[start]

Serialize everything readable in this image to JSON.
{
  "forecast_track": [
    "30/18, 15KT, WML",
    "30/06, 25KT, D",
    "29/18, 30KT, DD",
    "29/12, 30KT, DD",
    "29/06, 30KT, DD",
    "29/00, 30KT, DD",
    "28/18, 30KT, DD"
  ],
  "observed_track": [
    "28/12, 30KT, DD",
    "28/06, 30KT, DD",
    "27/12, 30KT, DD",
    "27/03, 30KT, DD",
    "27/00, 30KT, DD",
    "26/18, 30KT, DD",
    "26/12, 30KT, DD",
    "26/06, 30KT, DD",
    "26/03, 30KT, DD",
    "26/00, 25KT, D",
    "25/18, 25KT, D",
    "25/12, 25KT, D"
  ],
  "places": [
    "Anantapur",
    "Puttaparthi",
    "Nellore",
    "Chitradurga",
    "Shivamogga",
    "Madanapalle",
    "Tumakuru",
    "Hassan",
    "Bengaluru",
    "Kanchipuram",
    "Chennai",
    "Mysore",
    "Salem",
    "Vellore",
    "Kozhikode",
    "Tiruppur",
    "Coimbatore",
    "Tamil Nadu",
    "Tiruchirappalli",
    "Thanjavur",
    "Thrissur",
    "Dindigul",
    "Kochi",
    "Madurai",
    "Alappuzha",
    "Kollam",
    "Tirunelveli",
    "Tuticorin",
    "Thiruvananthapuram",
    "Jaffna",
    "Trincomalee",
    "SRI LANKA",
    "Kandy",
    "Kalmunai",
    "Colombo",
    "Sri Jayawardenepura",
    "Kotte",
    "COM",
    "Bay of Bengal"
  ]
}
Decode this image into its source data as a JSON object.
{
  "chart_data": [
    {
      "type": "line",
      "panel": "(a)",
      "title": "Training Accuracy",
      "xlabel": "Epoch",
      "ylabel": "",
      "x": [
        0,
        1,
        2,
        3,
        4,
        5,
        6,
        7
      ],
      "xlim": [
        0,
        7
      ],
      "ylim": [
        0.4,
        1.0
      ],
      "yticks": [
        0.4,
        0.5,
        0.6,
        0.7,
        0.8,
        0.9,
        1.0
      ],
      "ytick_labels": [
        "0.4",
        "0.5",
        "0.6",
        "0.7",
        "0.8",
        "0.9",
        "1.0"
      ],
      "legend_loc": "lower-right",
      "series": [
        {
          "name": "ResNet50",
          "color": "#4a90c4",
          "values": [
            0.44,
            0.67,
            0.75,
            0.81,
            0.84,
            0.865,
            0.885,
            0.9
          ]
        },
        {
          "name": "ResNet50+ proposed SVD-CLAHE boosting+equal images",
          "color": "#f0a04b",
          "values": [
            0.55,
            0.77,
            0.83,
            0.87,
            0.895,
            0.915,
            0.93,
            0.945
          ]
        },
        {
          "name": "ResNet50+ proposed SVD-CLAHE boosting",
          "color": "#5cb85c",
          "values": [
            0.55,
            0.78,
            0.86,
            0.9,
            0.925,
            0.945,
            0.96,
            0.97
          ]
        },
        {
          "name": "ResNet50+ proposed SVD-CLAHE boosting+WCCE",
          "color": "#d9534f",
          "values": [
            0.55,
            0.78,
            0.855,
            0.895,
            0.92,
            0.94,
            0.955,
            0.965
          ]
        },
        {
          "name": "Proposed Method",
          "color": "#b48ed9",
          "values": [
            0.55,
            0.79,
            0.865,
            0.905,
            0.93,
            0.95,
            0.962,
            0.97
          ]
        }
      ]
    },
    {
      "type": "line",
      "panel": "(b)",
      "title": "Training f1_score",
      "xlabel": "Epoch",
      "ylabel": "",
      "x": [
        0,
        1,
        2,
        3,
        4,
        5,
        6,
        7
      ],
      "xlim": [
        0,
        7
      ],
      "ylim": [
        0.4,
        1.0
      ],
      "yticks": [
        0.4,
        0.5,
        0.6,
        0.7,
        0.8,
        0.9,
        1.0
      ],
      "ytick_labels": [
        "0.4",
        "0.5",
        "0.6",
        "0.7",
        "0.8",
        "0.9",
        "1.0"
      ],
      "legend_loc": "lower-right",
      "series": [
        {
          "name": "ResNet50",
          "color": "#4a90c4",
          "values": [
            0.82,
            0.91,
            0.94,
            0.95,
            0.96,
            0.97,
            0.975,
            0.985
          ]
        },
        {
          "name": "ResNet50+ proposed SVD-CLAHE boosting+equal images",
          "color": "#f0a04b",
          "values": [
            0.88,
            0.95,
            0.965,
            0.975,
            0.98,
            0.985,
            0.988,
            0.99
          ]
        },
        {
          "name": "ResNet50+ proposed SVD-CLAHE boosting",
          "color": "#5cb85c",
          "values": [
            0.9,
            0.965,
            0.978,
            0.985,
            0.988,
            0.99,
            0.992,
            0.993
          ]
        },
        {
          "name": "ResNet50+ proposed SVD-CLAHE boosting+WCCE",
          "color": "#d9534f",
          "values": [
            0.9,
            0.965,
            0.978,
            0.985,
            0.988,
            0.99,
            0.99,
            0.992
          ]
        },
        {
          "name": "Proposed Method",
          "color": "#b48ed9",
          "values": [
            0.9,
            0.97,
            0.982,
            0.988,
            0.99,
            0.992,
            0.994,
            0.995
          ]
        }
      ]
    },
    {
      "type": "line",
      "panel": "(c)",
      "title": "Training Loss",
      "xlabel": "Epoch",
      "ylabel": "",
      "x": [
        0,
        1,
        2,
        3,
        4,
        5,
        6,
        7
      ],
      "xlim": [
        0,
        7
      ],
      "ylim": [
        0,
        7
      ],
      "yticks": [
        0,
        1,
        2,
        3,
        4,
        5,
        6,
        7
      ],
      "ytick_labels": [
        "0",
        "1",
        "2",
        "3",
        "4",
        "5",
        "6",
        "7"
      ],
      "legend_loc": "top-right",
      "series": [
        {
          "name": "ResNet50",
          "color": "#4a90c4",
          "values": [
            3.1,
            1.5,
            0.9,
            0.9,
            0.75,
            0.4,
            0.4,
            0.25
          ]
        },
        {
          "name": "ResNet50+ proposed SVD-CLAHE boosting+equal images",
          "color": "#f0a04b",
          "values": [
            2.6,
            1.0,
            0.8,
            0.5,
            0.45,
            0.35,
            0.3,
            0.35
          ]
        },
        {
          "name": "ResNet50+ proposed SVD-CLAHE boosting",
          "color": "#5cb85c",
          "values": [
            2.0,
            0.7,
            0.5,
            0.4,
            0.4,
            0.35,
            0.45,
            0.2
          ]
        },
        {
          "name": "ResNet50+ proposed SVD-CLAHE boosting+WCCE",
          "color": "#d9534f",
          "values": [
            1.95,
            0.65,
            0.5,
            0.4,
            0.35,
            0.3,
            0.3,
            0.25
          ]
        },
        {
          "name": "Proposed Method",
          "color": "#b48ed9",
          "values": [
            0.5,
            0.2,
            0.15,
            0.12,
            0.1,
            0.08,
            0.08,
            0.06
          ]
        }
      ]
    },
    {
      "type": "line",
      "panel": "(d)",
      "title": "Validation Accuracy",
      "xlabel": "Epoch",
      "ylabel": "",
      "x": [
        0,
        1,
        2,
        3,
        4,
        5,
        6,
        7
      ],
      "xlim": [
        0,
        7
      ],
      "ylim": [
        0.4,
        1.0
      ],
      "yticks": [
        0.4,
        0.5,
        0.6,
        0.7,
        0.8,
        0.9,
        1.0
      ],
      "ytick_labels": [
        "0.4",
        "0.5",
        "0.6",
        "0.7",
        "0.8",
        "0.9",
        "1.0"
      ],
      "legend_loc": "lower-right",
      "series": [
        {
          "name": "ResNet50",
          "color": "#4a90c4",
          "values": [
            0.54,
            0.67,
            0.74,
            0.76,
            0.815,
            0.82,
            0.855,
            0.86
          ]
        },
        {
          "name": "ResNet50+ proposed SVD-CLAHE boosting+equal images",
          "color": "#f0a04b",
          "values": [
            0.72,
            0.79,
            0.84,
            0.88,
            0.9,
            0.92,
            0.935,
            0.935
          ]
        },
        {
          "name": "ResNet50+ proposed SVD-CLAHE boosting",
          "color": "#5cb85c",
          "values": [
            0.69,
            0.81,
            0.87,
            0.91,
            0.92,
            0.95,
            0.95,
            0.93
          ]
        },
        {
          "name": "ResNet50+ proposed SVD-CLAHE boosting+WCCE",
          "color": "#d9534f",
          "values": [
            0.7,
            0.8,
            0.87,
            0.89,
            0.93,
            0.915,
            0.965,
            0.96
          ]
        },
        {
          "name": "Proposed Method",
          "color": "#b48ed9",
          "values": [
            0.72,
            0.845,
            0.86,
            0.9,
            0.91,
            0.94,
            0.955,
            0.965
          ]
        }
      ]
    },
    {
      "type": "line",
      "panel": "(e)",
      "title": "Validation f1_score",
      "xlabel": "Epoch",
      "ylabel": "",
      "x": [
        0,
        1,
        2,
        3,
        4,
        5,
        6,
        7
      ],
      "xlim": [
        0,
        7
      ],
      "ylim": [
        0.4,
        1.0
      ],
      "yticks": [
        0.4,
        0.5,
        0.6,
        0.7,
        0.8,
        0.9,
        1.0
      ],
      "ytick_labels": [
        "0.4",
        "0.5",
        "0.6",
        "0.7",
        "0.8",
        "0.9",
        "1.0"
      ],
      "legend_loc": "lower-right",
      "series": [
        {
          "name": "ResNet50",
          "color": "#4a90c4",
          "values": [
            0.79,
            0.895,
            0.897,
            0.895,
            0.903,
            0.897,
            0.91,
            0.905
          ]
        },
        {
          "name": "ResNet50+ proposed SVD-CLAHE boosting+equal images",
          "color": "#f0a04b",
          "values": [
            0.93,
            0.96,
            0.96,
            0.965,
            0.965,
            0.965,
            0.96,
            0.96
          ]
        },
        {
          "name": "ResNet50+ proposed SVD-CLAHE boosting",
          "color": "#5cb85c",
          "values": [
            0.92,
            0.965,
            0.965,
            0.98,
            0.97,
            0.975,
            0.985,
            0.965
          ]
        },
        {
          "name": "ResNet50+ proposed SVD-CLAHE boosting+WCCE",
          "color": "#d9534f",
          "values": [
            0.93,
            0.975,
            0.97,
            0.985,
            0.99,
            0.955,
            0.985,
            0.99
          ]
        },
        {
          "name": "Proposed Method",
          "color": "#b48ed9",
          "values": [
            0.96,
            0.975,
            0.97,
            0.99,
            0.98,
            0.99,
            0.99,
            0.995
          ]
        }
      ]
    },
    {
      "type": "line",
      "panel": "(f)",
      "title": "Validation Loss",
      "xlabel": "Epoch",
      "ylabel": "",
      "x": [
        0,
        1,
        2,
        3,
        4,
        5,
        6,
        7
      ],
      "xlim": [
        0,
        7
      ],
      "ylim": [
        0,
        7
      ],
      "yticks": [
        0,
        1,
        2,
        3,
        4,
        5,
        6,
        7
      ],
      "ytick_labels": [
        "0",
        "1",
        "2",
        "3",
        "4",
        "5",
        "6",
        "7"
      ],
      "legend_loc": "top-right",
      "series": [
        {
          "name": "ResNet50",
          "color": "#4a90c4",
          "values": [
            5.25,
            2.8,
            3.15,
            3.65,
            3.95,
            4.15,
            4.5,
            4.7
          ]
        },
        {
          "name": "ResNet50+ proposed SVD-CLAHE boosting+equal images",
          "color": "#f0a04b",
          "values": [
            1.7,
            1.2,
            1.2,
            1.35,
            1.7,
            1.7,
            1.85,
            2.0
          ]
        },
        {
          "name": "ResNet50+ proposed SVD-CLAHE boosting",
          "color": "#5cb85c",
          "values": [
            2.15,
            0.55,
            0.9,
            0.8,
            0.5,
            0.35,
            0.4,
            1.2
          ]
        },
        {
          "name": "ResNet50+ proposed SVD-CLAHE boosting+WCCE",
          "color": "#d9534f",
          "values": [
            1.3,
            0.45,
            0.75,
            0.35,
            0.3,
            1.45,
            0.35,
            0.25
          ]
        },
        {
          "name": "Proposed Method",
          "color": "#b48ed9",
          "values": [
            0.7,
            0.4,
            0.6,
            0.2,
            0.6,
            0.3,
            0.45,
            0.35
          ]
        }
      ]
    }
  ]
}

[end]

Where a line contains "this", copy that line.

Serialize everything readable in this image to JSON.
Decode this image into its source data as a JSON object.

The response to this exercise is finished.